## Problem to solve
Return the data verbatim, without pictures.

++++ Information given

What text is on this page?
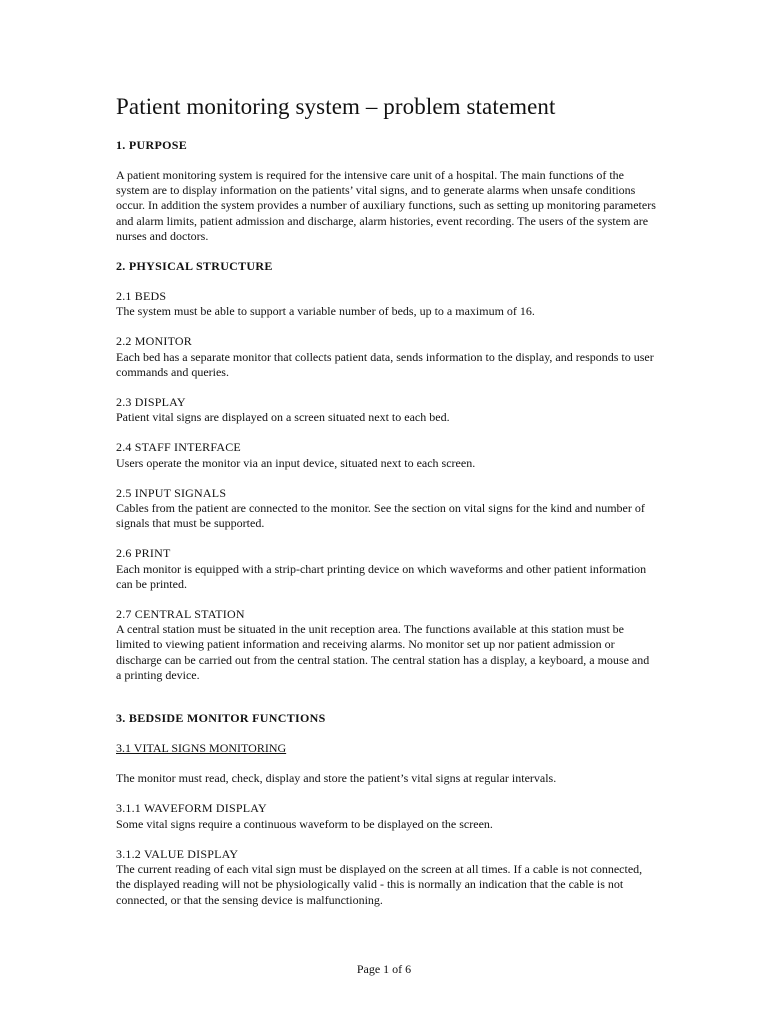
Patient monitoring system – problem statement
1. PURPOSE

A patient monitoring system is required for the intensive care unit of a hospital. The main functions of the system are to display information on the patients’ vital signs, and to generate alarms when unsafe conditions occur. In addition the system provides a number of auxiliary functions, such as setting up monitoring parameters and alarm limits, patient admission and discharge, alarm histories, event recording. The users of the system are nurses and doctors.

2. PHYSICAL STRUCTURE

2.1 BEDS

The system must be able to support a variable number of beds, up to a maximum of 16.

2.2 MONITOR

Each bed has a separate monitor that collects patient data, sends information to the display, and responds to user commands and queries.

2.3 DISPLAY

Patient vital signs are displayed on a screen situated next to each bed.

2.4 STAFF INTERFACE

Users operate the monitor via an input device, situated next to each screen.

2.5 INPUT SIGNALS

Cables from the patient are connected to the monitor. See the section on vital signs for the kind and number of signals that must be supported.

2.6 PRINT

Each monitor is equipped with a strip-chart printing device on which waveforms and other patient information can be printed.

2.7 CENTRAL STATION

A central station must be situated in the unit reception area. The functions available at this station must be limited to viewing patient information and receiving alarms. No monitor set up nor patient admission or discharge can be carried out from the central station. The central station has a display, a keyboard, a mouse and a printing device.

3. BEDSIDE MONITOR FUNCTIONS

3.1 VITAL SIGNS MONITORING

The monitor must read, check, display and store the patient’s vital signs at regular intervals.

3.1.1 WAVEFORM DISPLAY

Some vital signs require a continuous waveform to be displayed on the screen.

3.1.2 VALUE DISPLAY

The current reading of each vital sign must be displayed on the screen at all times. If a cable is not connected, the displayed reading will not be physiologically valid - this is normally an indication that the cable is not connected, or that the sensing device is malfunctioning.

Page 1 of 6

++++++++

## Your solution
What text is on this page?
Patient monitoring system – problem statement
1. PURPOSE

A patient monitoring system is required for the intensive care unit of a hospital. The main functions of the system are to display information on the patients’ vital signs, and to generate alarms when unsafe conditions occur. In addition the system provides a number of auxiliary functions, such as setting up monitoring parameters and alarm limits, patient admission and discharge, alarm histories, event recording. The users of the system are nurses and doctors.

2. PHYSICAL STRUCTURE

2.1 BEDS

The system must be able to support a variable number of beds, up to a maximum of 16.

2.2 MONITOR

Each bed has a separate monitor that collects patient data, sends information to the display, and responds to user commands and queries.

2.3 DISPLAY

Patient vital signs are displayed on a screen situated next to each bed.

2.4 STAFF INTERFACE

Users operate the monitor via an input device, situated next to each screen.

2.5 INPUT SIGNALS

Cables from the patient are connected to the monitor. See the section on vital signs for the kind and number of signals that must be supported.

2.6 PRINT

Each monitor is equipped with a strip-chart printing device on which waveforms and other patient information can be printed.

2.7 CENTRAL STATION

A central station must be situated in the unit reception area. The functions available at this station must be limited to viewing patient information and receiving alarms. No monitor set up nor patient admission or discharge can be carried out from the central station. The central station has a display, a keyboard, a mouse and a printing device.

3. BEDSIDE MONITOR FUNCTIONS

3.1 VITAL SIGNS MONITORING

The monitor must read, check, display and store the patient’s vital signs at regular intervals.

3.1.1 WAVEFORM DISPLAY

Some vital signs require a continuous waveform to be displayed on the screen.

3.1.2 VALUE DISPLAY

The current reading of each vital sign must be displayed on the screen at all times. If a cable is not connected, the displayed reading will not be physiologically valid - this is normally an indication that the cable is not connected, or that the sensing device is malfunctioning.

Page 1 of 6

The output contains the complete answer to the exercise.